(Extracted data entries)
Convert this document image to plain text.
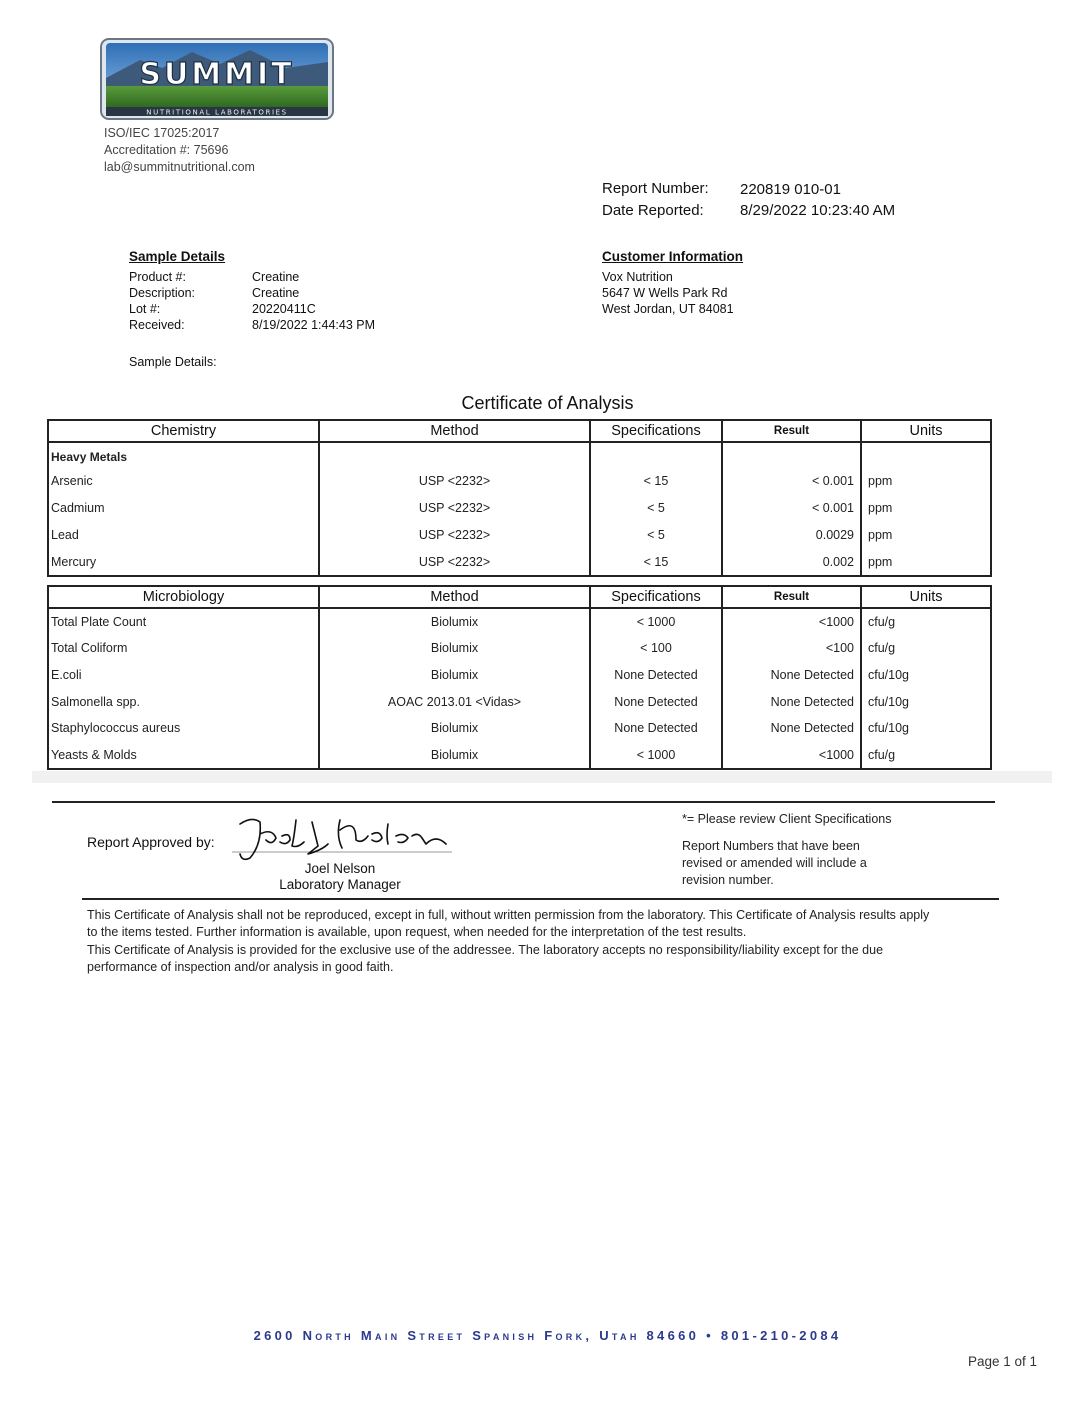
SUMMIT
NUTRITIONAL LABORATORIES
ISO/IEC 17025:2017
Accreditation #: 75696
lab@summitnutritional.com
Report Number: 220819 010-01
Date Reported: 8/29/2022 10:23:40 AM
Sample Details
Product #:	Creatine
Description:	Creatine
Lot #:	20220411C
Received:	8/19/2022 1:44:43 PM
Sample Details:
Customer Information
Vox Nutrition
5647 W Wells Park Rd
West Jordan, UT 84081
Certificate of Analysis
Chemistry	Method	Specifications	Result	Units

Heavy Metals				
Arsenic	USP <2232>	< 15	< 0.001	ppm
Cadmium	USP <2232>	< 5	< 0.001	ppm
Lead	USP <2232>	< 5	0.0029	ppm
Mercury	USP <2232>	< 15	0.002	ppm
Microbiology	Method	Specifications	Result	Units
Total Plate Count	Biolumix	< 1000	<1000	cfu/g
Total Coliform	Biolumix	< 100	<100	cfu/g
E.coli	Biolumix	None Detected	None Detected	cfu/10g
Salmonella spp.	AOAC 2013.01 <Vidas>	None Detected	None Detected	cfu/10g
Staphylococcus aureus	Biolumix	None Detected	None Detected	cfu/10g
Yeasts & Molds	Biolumix	< 1000	<1000	cfu/g
Report Approved by:
Joel Nelson
Laboratory Manager
*= Please review Client Specifications
Report Numbers that have been
revised or amended will include a
revision number.
This Certificate of Analysis shall not be reproduced, except in full, without written permission from the laboratory. This Certificate of Analysis results apply
to the items tested. Further information is available, upon request, when needed for the interpretation of the test results.
This Certificate of Analysis is provided for the exclusive use of the addressee. The laboratory accepts no responsibility/liability except for the due
performance of inspection and/or analysis in good faith.
2600 North Main Street Spanish Fork, Utah 84660 • 801-210-2084
Page 1 of 1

■ **Aim**
Make an exact copy of the data above, pictures excluded.

■ **Written answer**
Convert this document image to plain text.
SUMMIT
NUTRITIONAL LABORATORIES
ISO/IEC 17025:2017
Accreditation #: 75696
lab@summitnutritional.com
Report Number: 220819 010-01
Date Reported: 8/29/2022 10:23:40 AM
Sample Details
Product #:	Creatine
Description:	Creatine
Lot #:	20220411C
Received:	8/19/2022 1:44:43 PM
Sample Details:
Customer Information
Vox Nutrition
5647 W Wells Park Rd
West Jordan, UT 84081
Certificate of Analysis
Chemistry	Method	Specifications	Result	Units

Heavy Metals				
Arsenic	USP <2232>	< 15	< 0.001	ppm
Cadmium	USP <2232>	< 5	< 0.001	ppm
Lead	USP <2232>	< 5	0.0029	ppm
Mercury	USP <2232>	< 15	0.002	ppm
Microbiology	Method	Specifications	Result	Units
Total Plate Count	Biolumix	< 1000	<1000	cfu/g
Total Coliform	Biolumix	< 100	<100	cfu/g
E.coli	Biolumix	None Detected	None Detected	cfu/10g
Salmonella spp.	AOAC 2013.01 <Vidas>	None Detected	None Detected	cfu/10g
Staphylococcus aureus	Biolumix	None Detected	None Detected	cfu/10g
Yeasts & Molds	Biolumix	< 1000	<1000	cfu/g
Report Approved by:
Joel Nelson
Laboratory Manager
*= Please review Client Specifications
Report Numbers that have been
revised or amended will include a
revision number.
This Certificate of Analysis shall not be reproduced, except in full, without written permission from the laboratory. This Certificate of Analysis results apply
to the items tested. Further information is available, upon request, when needed for the interpretation of the test results.
This Certificate of Analysis is provided for the exclusive use of the addressee. The laboratory accepts no responsibility/liability except for the due
performance of inspection and/or analysis in good faith.
2600 North Main Street Spanish Fork, Utah 84660 • 801-210-2084
Page 1 of 1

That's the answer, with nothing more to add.